■ **GOAL OF THE EXERCISE**: Please list the names of the metadata fields that appear at the top of the court opinion, before the author's name.

■ **EXCERPTED TEXT**:
════

Court Opinion

ID: 5448261
Source: CourtListenerOpinion
Date Created: 2022-01-08 18:14:47.147865+00
Date Added: 2024-06-11T08:32:16.845427
License: Public Domain

McFarland, J.
This is an appeal by the next of kin of Charles Lux, deceased, from an order settling certain *90accounts of the executors of the will of said deceased. The only items to which objections are pressed are certain disbursements of two thousand five hundred dollars per month to the widow of said deceased as allowance for her maintenance. A decision was made and an opinion rendered this day in another appeal (Estate of Lux, S. F. No. 137, ante, p. 73) taken by these same appellants from an order making an allowance of two thousand five hundred dollars per month for maintenance of said widow, by which said order was affirmed; and this present appeal has been presented by appellants mainly upon the theory that the records in the two appeals are substantially the same. If that be so, then the order therein appealed from must be affirmed upon the authority of the decision in said appeal No. 137.

════

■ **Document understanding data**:
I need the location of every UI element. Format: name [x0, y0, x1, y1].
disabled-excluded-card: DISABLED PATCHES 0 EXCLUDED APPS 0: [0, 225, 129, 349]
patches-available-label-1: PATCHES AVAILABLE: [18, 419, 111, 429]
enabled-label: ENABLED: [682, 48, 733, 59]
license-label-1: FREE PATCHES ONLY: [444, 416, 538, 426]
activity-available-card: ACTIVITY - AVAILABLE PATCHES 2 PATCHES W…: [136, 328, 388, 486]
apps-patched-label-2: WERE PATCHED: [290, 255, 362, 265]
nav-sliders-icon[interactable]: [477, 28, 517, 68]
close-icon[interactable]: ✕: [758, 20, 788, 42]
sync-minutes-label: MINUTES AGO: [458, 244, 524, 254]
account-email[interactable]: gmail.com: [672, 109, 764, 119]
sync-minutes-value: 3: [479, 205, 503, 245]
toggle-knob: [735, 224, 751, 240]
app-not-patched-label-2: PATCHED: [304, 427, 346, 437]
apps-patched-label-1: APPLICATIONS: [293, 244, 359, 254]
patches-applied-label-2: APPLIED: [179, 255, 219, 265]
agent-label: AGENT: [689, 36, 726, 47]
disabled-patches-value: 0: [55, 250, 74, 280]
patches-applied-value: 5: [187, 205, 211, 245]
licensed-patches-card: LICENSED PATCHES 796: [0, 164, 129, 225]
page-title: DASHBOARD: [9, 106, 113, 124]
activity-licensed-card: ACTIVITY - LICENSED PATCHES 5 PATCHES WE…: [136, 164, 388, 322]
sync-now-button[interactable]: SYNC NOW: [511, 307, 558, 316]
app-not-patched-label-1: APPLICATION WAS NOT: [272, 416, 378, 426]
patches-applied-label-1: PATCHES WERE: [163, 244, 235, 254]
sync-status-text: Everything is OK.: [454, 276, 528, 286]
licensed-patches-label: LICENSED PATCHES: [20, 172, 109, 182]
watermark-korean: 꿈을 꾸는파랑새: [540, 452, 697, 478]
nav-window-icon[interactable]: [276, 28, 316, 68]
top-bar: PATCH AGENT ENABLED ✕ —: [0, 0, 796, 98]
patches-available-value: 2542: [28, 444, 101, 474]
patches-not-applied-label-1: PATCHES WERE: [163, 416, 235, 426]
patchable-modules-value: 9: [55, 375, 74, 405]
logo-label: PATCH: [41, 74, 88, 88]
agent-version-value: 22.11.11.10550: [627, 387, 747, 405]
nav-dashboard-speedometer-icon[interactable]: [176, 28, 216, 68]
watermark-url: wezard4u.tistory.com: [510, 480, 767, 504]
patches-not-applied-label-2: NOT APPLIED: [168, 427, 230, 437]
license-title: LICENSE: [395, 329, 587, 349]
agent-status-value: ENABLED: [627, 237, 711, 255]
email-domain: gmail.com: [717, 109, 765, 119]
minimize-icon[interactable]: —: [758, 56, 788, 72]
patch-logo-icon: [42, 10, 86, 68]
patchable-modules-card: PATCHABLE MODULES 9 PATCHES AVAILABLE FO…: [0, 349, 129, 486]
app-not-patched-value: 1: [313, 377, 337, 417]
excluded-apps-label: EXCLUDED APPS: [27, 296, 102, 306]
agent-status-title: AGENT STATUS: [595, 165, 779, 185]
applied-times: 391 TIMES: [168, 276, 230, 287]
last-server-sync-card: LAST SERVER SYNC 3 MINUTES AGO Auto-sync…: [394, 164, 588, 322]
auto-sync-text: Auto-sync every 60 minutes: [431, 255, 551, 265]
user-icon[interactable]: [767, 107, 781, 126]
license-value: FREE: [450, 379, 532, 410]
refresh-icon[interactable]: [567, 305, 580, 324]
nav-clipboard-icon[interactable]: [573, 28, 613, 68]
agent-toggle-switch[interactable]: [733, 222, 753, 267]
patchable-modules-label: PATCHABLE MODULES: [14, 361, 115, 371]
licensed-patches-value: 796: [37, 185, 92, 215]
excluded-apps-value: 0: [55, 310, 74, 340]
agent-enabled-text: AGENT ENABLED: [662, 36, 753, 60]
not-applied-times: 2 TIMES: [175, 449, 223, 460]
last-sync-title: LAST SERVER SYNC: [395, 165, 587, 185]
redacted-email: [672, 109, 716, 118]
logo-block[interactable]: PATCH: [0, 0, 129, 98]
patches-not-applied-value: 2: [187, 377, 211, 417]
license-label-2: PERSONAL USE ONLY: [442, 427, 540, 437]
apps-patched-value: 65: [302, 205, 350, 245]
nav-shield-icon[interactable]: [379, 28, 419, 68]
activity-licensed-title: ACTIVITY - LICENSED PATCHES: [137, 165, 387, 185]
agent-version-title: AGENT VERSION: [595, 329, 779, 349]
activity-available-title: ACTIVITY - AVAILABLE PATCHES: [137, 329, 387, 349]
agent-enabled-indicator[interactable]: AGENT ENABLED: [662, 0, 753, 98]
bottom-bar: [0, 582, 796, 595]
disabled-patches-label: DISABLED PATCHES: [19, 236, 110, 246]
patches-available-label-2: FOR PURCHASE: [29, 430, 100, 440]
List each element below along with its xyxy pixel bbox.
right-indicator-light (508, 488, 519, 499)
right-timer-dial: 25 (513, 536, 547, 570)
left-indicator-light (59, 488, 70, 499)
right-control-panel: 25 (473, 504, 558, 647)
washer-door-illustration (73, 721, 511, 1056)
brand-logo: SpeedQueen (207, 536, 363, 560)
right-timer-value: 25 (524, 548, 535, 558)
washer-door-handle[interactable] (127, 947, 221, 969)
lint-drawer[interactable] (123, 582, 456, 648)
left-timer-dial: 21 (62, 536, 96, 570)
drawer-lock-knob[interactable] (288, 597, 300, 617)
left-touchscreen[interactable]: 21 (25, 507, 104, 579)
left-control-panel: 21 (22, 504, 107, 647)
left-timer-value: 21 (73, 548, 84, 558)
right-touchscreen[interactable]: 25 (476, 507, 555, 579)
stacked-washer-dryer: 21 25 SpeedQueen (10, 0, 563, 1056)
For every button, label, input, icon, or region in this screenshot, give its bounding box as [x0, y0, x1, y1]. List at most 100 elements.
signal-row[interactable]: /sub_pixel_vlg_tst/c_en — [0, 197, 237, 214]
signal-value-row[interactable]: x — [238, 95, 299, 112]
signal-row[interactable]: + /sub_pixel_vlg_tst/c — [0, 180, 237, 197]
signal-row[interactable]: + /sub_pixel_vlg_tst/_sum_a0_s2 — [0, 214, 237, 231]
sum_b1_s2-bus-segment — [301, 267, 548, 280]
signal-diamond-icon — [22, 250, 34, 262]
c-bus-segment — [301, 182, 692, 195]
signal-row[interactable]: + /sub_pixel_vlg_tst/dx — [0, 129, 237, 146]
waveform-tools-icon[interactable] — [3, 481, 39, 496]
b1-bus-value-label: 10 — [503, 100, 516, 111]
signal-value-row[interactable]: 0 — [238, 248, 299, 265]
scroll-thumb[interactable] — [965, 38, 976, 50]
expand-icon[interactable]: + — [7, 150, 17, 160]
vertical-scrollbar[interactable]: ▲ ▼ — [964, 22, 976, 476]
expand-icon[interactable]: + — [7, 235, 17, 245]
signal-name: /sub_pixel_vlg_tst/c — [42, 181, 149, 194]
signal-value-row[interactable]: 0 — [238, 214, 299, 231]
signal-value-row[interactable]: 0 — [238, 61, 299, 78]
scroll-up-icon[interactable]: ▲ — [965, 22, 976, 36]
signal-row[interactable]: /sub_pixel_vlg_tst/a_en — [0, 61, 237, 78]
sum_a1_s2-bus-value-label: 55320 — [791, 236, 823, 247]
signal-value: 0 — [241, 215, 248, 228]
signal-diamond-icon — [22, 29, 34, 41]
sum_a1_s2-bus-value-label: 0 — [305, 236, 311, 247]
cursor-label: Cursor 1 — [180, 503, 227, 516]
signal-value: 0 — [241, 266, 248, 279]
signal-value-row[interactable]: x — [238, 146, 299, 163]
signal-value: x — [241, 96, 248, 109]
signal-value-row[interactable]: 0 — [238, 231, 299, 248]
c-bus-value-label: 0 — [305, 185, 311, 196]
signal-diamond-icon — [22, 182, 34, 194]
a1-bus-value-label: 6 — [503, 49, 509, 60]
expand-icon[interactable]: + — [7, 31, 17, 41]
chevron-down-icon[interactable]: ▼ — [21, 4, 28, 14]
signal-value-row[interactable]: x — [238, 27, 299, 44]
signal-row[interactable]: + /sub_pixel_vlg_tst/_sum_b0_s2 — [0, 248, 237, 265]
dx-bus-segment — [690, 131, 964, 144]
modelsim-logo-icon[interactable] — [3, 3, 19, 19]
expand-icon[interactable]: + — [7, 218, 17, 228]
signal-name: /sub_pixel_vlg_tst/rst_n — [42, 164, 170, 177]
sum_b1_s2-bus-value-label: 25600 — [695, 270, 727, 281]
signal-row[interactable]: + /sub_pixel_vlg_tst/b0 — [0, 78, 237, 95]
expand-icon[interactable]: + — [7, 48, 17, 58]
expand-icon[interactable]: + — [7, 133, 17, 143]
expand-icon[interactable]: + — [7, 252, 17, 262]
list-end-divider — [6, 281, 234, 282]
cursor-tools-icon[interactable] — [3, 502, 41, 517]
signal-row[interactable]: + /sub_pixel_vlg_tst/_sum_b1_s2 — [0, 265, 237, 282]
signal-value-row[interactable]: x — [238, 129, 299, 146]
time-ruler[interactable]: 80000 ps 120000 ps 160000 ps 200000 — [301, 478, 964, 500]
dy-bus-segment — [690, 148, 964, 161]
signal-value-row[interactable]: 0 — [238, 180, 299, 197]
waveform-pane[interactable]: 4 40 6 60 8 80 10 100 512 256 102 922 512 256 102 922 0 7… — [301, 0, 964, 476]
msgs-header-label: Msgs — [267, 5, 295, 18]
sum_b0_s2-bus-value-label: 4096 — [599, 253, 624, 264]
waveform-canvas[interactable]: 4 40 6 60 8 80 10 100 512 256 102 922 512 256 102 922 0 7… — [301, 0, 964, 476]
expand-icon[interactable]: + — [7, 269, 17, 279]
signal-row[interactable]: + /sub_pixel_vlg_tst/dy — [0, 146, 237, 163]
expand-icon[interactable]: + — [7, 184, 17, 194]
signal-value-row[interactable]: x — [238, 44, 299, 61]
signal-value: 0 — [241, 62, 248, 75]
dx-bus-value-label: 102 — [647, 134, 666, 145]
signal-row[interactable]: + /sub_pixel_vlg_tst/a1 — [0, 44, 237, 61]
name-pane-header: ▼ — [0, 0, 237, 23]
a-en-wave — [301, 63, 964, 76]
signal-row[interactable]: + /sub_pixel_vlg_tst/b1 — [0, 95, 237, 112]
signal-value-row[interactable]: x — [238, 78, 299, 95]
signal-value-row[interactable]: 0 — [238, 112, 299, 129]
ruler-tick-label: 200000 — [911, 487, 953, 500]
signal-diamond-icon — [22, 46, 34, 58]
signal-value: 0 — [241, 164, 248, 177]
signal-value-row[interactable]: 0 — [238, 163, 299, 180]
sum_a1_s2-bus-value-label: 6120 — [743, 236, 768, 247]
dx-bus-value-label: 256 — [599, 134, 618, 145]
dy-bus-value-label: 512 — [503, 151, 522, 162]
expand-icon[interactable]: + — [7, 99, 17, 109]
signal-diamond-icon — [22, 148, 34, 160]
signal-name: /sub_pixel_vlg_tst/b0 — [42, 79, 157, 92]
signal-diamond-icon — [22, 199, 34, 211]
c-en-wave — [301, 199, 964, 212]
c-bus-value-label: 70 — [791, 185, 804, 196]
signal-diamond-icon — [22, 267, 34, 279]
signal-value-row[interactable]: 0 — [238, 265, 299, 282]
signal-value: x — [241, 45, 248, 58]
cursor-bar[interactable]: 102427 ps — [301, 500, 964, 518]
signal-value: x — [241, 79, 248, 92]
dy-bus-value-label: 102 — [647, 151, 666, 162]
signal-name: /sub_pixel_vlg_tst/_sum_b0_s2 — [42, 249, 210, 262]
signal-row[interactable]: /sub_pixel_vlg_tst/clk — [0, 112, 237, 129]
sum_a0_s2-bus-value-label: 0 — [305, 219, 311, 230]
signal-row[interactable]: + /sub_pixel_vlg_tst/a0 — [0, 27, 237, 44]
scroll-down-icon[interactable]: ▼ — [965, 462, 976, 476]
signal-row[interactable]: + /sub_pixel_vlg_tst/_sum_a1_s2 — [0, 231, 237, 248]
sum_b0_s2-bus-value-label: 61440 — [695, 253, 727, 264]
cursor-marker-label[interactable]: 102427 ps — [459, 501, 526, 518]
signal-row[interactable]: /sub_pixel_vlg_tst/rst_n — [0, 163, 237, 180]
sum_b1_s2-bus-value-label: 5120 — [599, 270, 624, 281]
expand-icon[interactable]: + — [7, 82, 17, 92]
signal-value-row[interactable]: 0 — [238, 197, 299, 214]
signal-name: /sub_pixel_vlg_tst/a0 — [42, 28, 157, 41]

════

■ **ANSWER TO THIS PROBLEM**: ID, Source, Date Created, Date Added, License